▶ **Required task**: For each line in the data below that holds "group", return a copy.

====

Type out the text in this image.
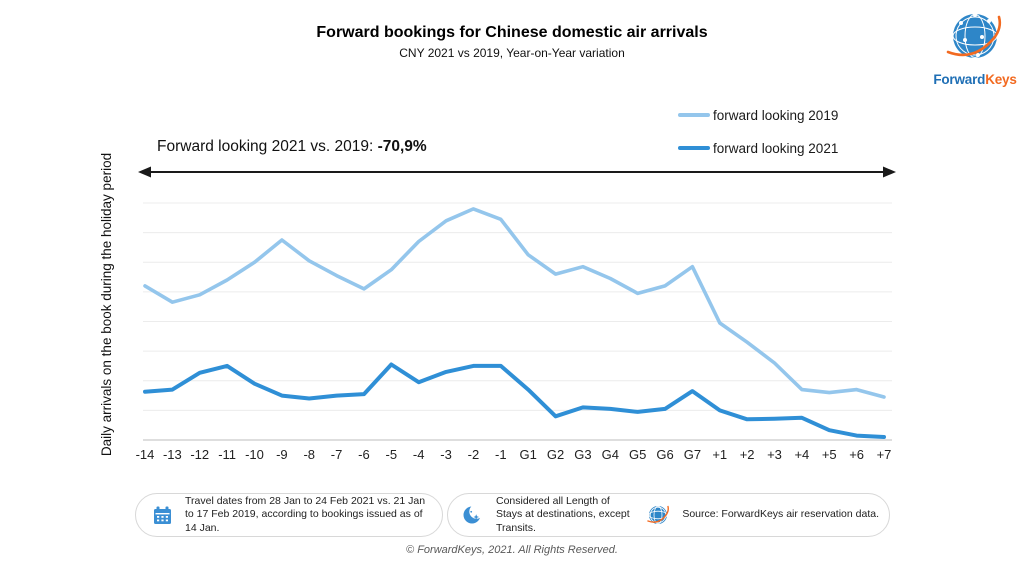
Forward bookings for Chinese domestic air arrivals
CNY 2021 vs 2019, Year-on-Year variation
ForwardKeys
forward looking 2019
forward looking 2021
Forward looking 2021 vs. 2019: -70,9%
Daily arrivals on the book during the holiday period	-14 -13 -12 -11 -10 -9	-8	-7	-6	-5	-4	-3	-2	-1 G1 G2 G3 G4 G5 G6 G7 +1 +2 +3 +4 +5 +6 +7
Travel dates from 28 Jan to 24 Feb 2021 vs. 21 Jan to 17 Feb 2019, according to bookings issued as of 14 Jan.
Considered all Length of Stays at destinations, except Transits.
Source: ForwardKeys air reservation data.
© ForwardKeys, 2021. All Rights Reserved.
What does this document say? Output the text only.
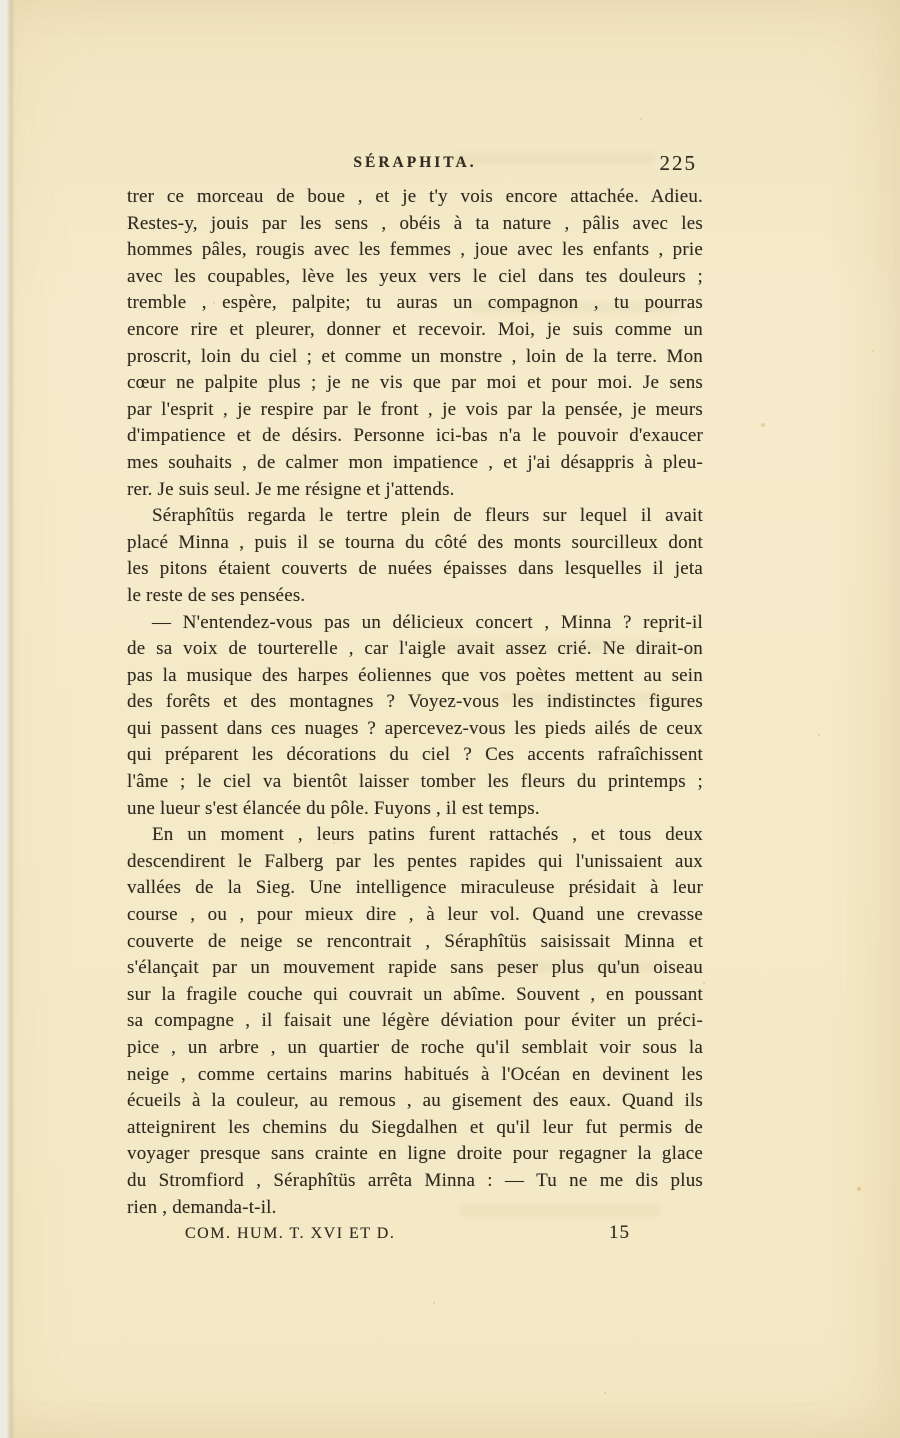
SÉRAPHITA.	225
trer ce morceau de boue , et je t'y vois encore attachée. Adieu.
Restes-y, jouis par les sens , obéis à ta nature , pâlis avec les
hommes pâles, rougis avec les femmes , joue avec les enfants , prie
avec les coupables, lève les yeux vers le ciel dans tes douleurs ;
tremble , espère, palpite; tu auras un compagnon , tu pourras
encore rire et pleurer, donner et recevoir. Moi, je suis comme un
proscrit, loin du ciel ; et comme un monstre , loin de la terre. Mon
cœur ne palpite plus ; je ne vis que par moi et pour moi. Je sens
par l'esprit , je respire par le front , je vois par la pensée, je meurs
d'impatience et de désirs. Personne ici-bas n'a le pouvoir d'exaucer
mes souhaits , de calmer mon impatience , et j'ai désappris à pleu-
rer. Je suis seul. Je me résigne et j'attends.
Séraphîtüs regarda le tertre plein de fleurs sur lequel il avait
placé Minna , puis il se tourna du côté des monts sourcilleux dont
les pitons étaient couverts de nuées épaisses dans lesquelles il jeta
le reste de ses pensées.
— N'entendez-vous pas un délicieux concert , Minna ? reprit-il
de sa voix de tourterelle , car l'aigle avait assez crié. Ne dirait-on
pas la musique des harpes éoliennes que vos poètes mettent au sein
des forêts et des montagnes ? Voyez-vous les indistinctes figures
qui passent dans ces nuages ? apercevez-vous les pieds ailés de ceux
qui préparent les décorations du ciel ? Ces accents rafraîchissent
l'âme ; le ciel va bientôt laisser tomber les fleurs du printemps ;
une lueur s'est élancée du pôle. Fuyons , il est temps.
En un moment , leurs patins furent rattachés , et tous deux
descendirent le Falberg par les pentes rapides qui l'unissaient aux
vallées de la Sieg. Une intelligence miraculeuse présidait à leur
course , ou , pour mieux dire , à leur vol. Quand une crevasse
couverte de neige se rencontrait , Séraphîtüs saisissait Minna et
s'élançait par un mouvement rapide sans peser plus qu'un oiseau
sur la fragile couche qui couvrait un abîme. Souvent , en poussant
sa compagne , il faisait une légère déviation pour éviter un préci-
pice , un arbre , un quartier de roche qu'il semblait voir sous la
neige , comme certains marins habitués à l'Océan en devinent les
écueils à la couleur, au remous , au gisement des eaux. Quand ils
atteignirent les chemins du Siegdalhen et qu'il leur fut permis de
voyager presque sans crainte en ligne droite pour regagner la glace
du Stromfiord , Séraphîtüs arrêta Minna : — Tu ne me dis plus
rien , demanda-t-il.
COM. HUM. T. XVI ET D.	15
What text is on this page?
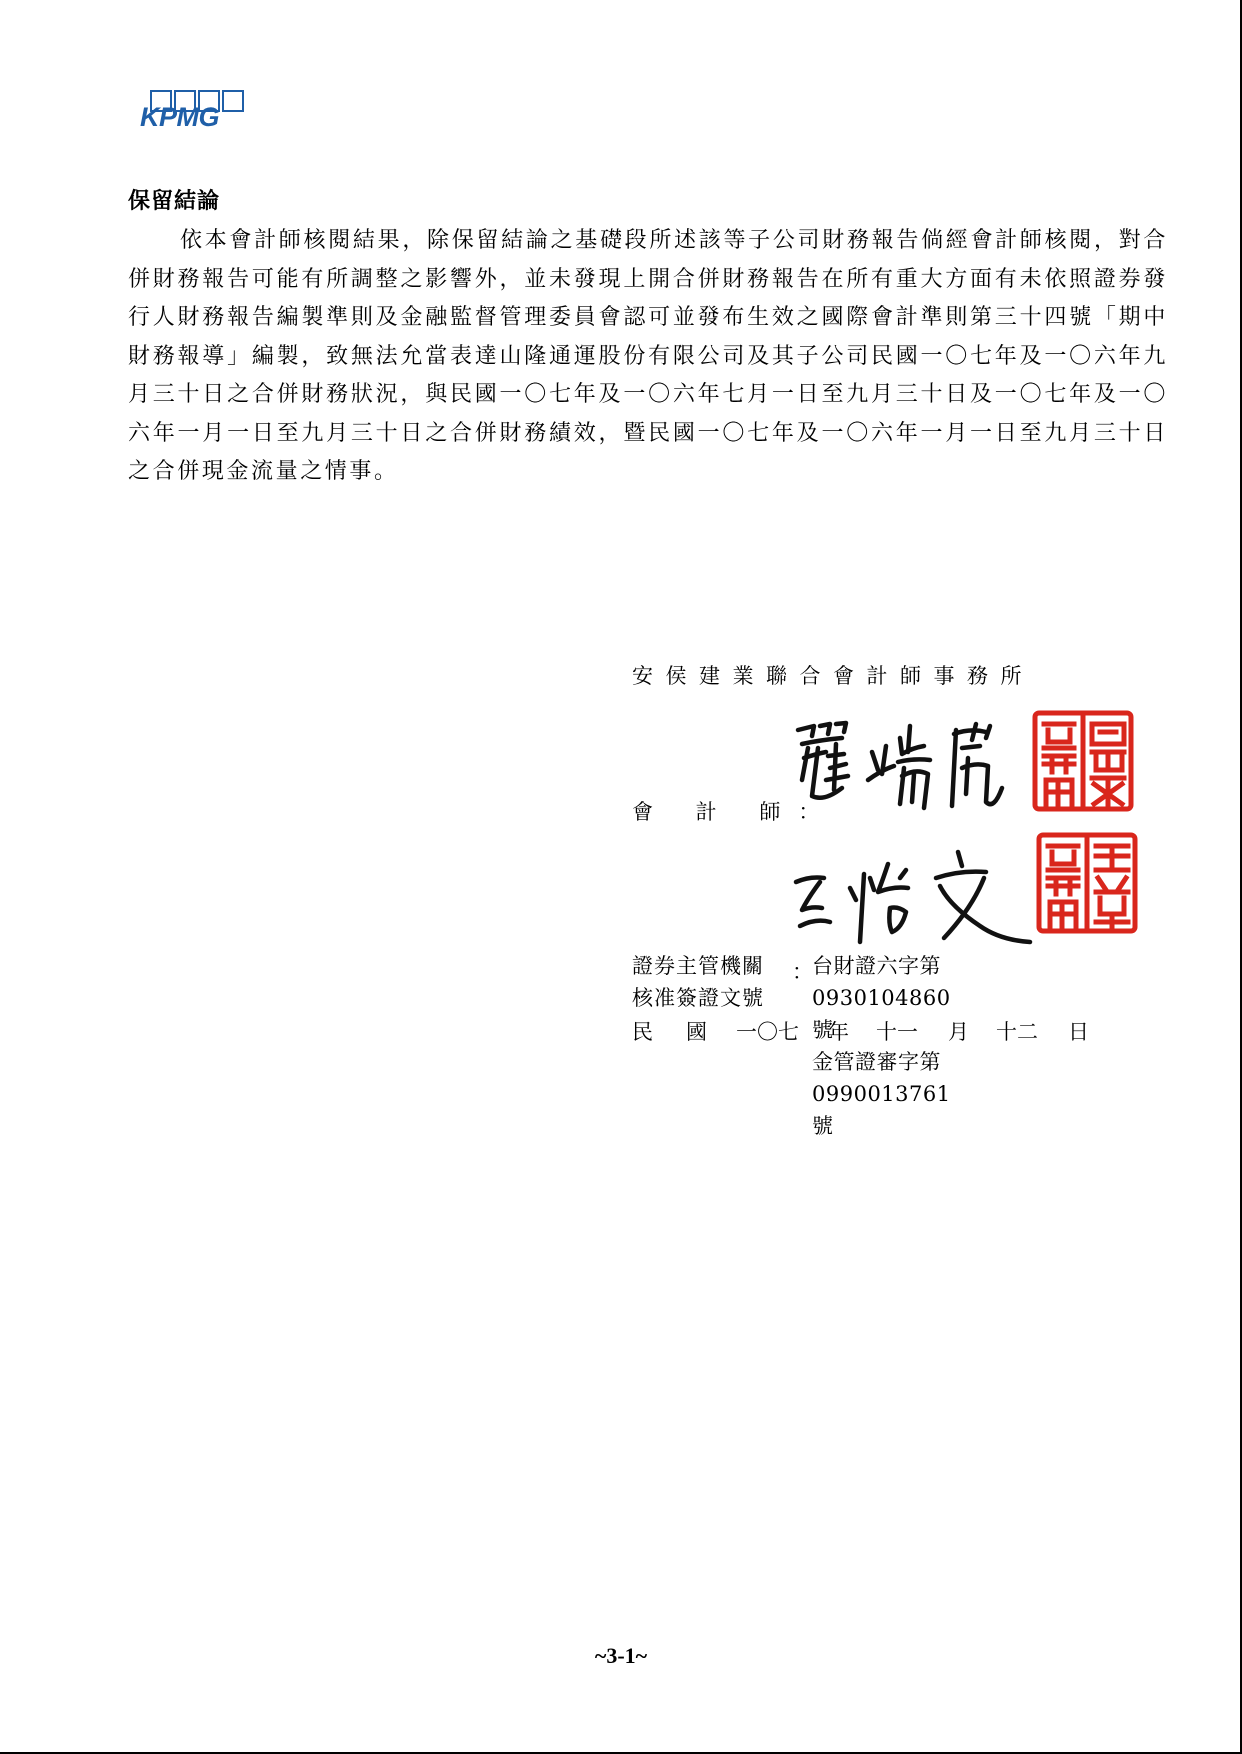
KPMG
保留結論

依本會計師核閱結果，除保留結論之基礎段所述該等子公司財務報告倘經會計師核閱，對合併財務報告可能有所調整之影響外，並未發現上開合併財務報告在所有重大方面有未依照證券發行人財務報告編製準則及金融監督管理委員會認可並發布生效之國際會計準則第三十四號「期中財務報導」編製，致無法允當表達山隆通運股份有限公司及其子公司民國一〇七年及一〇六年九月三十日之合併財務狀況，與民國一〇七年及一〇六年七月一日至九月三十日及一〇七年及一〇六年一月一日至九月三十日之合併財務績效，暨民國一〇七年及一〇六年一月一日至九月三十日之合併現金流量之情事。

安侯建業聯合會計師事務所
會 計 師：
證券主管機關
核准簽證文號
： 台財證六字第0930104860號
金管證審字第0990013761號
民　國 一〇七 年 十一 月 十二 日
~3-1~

====

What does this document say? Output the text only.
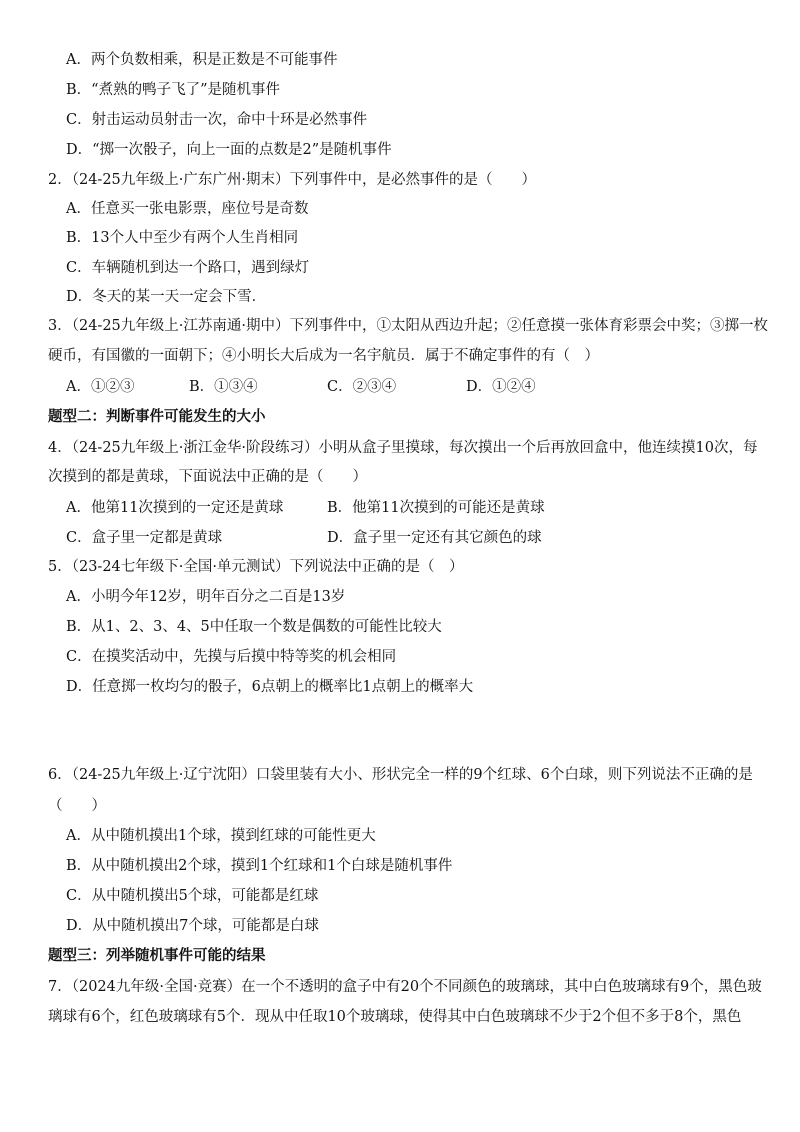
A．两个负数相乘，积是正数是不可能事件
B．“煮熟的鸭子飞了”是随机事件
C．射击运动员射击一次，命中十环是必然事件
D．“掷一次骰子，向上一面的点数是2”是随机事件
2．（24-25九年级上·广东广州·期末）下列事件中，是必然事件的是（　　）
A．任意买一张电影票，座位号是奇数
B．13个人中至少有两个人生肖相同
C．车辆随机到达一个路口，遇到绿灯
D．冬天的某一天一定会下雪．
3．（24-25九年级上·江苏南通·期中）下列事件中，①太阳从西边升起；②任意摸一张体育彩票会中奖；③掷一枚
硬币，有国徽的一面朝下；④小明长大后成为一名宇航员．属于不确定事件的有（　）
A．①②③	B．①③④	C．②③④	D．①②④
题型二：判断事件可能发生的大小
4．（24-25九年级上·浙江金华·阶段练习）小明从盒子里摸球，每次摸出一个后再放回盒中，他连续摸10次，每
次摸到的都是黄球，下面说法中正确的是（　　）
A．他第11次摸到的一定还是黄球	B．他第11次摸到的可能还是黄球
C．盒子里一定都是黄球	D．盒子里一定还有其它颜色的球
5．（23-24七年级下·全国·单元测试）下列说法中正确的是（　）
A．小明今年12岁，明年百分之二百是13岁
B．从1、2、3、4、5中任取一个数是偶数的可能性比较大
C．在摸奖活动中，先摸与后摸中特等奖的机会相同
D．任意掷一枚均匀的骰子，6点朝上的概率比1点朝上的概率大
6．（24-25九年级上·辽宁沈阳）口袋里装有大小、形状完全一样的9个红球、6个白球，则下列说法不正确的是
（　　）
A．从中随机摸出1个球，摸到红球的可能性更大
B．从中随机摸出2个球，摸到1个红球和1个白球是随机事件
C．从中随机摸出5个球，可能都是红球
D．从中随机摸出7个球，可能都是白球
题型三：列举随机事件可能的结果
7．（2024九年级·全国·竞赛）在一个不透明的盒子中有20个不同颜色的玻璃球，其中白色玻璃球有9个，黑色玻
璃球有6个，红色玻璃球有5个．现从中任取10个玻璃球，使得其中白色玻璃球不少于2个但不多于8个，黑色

====

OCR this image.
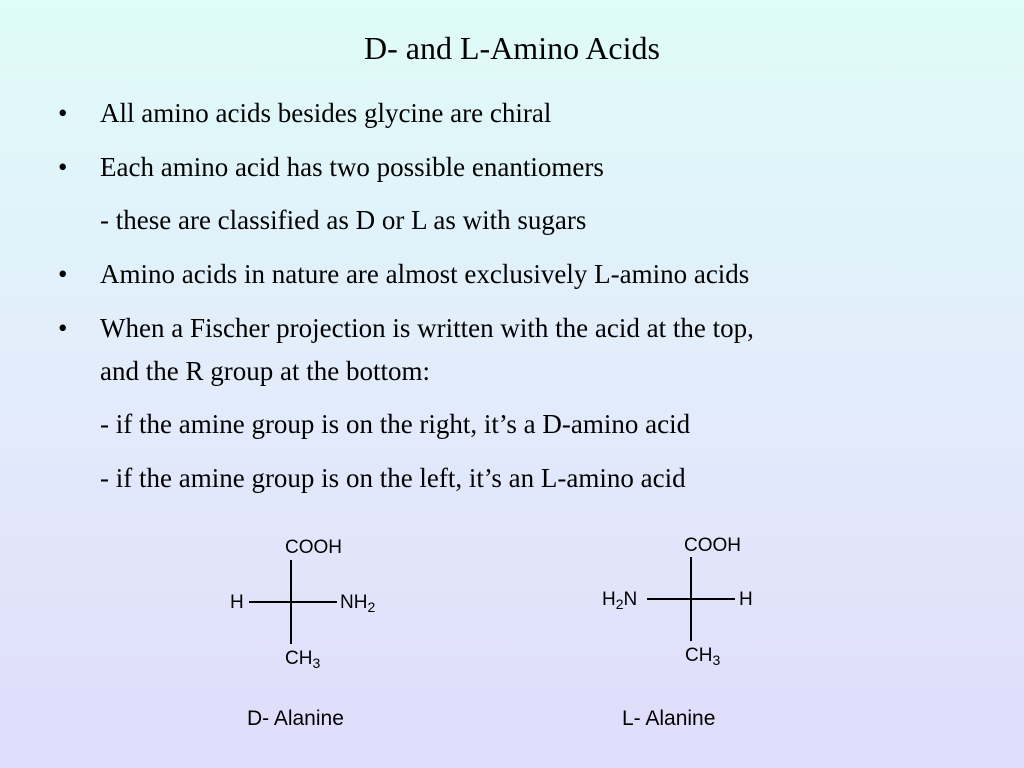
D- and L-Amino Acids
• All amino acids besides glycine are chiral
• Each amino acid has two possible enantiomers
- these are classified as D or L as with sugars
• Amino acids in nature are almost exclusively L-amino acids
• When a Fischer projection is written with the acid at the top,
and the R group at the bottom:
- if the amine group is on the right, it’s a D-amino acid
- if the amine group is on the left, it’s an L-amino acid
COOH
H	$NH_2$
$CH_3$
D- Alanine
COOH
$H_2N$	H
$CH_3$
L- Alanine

====

▶ **Complete response**:
and the R group at the bottom:
- if the amine group is on the right, it’s a D-amino acid
- if the amine group is on the left, it’s an L-amino acid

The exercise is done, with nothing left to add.